# Brief:
In the passage about watermelon parties, who invited Virgie Talbert to a watermelon party in Wilmore, Kentucky?

# Text to read:
————————

Tag Archives: Elizabeth Gaines

A Slice of Summer

Virgie Talbert's watermelon party invitation

Virgie Talbert’s watermelon party invitation

On this August 3, National Watermelon Day, we wonder what Kentucky summers would be without this delectable treat, or the role that it has historically played in socializing and courtship.  We’re sure that in 1899, Virgie Talbert of Nicholasville didn’t pass up John Chambers’s invitation to a watermelon party in Wilmore, Kentucky.  Nor did 20-year-old Josephine Walker decline her share of sweet slices at the 1884 Adair County Fair.  Sometime in the 1890s, Lucye Wolcott of Muhlenberg County teased her young suitor about a competitor’s bid for her company.  “Mr. Morgan invited us over to share his lovely melon,” she coyly reported, and “naturally we did not decline.”

————————

# Recorded information:
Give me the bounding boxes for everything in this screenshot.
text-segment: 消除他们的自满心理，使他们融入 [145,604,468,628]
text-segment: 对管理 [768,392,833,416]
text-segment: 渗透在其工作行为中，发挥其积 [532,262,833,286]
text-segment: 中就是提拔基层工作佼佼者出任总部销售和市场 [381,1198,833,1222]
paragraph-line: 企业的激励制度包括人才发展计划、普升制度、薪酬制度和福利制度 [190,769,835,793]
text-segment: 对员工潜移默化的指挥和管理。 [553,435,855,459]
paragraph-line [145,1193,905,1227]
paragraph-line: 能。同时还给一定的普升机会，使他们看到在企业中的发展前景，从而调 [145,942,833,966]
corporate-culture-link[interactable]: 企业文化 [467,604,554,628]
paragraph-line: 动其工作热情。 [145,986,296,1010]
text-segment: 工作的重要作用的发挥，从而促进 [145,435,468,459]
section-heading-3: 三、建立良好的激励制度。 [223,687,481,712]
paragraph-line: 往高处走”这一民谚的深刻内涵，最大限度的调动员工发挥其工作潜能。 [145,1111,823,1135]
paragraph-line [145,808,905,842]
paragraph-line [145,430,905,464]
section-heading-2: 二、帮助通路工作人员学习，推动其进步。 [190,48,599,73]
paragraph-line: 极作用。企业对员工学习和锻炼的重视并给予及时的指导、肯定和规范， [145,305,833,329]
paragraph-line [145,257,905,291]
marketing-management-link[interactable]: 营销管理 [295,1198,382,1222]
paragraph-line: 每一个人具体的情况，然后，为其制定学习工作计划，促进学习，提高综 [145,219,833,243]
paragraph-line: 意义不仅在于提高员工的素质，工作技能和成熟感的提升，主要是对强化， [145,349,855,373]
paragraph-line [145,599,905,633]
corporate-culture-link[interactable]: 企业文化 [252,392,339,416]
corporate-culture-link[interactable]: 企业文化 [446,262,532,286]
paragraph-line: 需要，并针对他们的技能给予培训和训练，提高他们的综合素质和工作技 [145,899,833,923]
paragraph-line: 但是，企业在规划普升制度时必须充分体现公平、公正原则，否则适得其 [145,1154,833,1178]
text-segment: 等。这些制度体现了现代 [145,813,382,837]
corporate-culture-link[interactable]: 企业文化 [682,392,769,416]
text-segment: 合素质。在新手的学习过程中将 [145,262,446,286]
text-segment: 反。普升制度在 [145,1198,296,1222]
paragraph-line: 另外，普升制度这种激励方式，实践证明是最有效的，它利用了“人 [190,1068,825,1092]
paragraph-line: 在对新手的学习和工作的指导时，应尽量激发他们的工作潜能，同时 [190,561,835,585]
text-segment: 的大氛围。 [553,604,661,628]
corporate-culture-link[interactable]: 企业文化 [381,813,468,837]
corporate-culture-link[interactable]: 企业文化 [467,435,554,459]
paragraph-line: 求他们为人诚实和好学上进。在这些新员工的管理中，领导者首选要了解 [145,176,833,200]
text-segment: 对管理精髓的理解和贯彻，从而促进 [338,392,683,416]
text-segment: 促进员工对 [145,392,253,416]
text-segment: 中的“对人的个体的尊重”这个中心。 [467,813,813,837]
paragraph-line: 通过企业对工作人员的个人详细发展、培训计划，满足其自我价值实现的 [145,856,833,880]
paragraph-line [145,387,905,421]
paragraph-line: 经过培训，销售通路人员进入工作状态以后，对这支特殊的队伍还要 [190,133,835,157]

————————

# Solution to this exercise:
John Chambers